Raw records:
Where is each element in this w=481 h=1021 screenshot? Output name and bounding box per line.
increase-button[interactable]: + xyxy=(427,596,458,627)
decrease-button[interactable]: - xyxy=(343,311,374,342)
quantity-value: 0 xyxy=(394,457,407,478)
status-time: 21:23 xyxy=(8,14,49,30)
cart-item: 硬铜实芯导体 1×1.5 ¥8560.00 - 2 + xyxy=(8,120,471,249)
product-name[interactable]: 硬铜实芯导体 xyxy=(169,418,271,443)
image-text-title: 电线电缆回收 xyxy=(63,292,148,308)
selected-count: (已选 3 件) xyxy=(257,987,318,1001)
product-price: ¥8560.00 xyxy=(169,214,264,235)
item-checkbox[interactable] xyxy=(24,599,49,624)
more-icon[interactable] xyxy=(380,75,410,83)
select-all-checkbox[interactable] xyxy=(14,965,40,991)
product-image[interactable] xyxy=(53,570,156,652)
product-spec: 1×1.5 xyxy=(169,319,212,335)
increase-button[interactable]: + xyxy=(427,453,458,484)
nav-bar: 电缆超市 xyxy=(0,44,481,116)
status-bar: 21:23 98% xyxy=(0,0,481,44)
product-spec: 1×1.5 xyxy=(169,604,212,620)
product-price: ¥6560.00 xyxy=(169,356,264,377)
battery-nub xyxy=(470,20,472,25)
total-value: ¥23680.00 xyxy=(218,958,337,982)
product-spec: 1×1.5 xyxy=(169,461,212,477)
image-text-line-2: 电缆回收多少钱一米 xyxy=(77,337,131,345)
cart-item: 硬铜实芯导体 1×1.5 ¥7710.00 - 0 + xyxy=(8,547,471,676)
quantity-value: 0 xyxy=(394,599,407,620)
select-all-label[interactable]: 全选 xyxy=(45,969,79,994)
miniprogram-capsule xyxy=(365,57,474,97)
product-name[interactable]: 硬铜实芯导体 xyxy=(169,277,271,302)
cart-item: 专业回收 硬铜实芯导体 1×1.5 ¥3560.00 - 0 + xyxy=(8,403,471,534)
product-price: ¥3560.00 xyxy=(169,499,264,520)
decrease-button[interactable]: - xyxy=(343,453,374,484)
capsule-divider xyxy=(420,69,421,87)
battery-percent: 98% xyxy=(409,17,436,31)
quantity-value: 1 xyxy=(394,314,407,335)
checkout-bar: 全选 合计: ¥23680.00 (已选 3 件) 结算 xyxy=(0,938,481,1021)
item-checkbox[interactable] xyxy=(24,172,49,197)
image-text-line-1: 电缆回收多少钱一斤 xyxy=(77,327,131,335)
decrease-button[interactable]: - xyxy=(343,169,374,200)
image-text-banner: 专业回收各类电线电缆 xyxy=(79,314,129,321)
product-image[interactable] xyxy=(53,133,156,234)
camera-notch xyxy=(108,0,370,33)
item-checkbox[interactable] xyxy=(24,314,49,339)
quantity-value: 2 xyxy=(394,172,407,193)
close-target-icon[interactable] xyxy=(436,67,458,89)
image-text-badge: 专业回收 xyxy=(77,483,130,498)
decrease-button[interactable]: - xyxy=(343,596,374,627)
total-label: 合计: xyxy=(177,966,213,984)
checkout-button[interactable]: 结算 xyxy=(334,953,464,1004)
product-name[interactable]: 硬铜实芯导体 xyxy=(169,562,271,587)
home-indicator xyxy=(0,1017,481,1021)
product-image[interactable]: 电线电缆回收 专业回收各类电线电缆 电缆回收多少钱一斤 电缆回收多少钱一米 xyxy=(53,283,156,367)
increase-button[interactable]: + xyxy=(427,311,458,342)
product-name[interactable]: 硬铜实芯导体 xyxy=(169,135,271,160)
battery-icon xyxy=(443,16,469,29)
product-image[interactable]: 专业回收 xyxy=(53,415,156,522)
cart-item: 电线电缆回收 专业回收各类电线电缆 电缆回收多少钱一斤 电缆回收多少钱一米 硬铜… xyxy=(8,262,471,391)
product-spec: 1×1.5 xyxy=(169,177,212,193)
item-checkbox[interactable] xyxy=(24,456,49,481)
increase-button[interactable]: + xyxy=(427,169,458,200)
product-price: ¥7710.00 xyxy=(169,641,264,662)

### Instructions for the task
Copy out all the rows above word for word, keeping every line as it appears.

### Output
Where is each element in this w=481 h=1021 screenshot? Output name and bounding box per line.
increase-button[interactable]: + xyxy=(427,596,458,627)
decrease-button[interactable]: - xyxy=(343,311,374,342)
quantity-value: 0 xyxy=(394,457,407,478)
status-time: 21:23 xyxy=(8,14,49,30)
cart-item: 硬铜实芯导体 1×1.5 ¥8560.00 - 2 + xyxy=(8,120,471,249)
product-name[interactable]: 硬铜实芯导体 xyxy=(169,418,271,443)
image-text-title: 电线电缆回收 xyxy=(63,292,148,308)
selected-count: (已选 3 件) xyxy=(257,987,318,1001)
product-price: ¥8560.00 xyxy=(169,214,264,235)
item-checkbox[interactable] xyxy=(24,599,49,624)
more-icon[interactable] xyxy=(380,75,410,83)
select-all-checkbox[interactable] xyxy=(14,965,40,991)
product-image[interactable] xyxy=(53,570,156,652)
product-spec: 1×1.5 xyxy=(169,319,212,335)
increase-button[interactable]: + xyxy=(427,453,458,484)
nav-bar: 电缆超市 xyxy=(0,44,481,116)
status-bar: 21:23 98% xyxy=(0,0,481,44)
product-spec: 1×1.5 xyxy=(169,604,212,620)
product-price: ¥6560.00 xyxy=(169,356,264,377)
battery-nub xyxy=(470,20,472,25)
total-value: ¥23680.00 xyxy=(218,958,337,982)
product-spec: 1×1.5 xyxy=(169,461,212,477)
image-text-line-2: 电缆回收多少钱一米 xyxy=(77,337,131,345)
cart-item: 硬铜实芯导体 1×1.5 ¥7710.00 - 0 + xyxy=(8,547,471,676)
quantity-value: 0 xyxy=(394,599,407,620)
select-all-label[interactable]: 全选 xyxy=(45,969,79,994)
miniprogram-capsule xyxy=(365,57,474,97)
product-name[interactable]: 硬铜实芯导体 xyxy=(169,277,271,302)
cart-item: 专业回收 硬铜实芯导体 1×1.5 ¥3560.00 - 0 + xyxy=(8,403,471,534)
product-price: ¥3560.00 xyxy=(169,499,264,520)
decrease-button[interactable]: - xyxy=(343,453,374,484)
capsule-divider xyxy=(420,69,421,87)
battery-percent: 98% xyxy=(409,17,436,31)
quantity-value: 1 xyxy=(394,314,407,335)
checkout-bar: 全选 合计: ¥23680.00 (已选 3 件) 结算 xyxy=(0,938,481,1021)
item-checkbox[interactable] xyxy=(24,172,49,197)
image-text-line-1: 电缆回收多少钱一斤 xyxy=(77,327,131,335)
decrease-button[interactable]: - xyxy=(343,169,374,200)
image-text-banner: 专业回收各类电线电缆 xyxy=(79,314,129,321)
product-image[interactable] xyxy=(53,133,156,234)
camera-notch xyxy=(108,0,370,33)
item-checkbox[interactable] xyxy=(24,314,49,339)
quantity-value: 2 xyxy=(394,172,407,193)
close-target-icon[interactable] xyxy=(436,67,458,89)
image-text-badge: 专业回收 xyxy=(77,483,130,498)
decrease-button[interactable]: - xyxy=(343,596,374,627)
total-label: 合计: xyxy=(177,966,213,984)
checkout-button[interactable]: 结算 xyxy=(334,953,464,1004)
product-name[interactable]: 硬铜实芯导体 xyxy=(169,562,271,587)
home-indicator xyxy=(0,1017,481,1021)
product-image[interactable]: 电线电缆回收 专业回收各类电线电缆 电缆回收多少钱一斤 电缆回收多少钱一米 xyxy=(53,283,156,367)
increase-button[interactable]: + xyxy=(427,311,458,342)
product-name[interactable]: 硬铜实芯导体 xyxy=(169,135,271,160)
battery-icon xyxy=(443,16,469,29)
product-image[interactable]: 专业回收 xyxy=(53,415,156,522)
cart-item: 电线电缆回收 专业回收各类电线电缆 电缆回收多少钱一斤 电缆回收多少钱一米 硬铜… xyxy=(8,262,471,391)
product-spec: 1×1.5 xyxy=(169,177,212,193)
item-checkbox[interactable] xyxy=(24,456,49,481)
increase-button[interactable]: + xyxy=(427,169,458,200)
product-price: ¥7710.00 xyxy=(169,641,264,662)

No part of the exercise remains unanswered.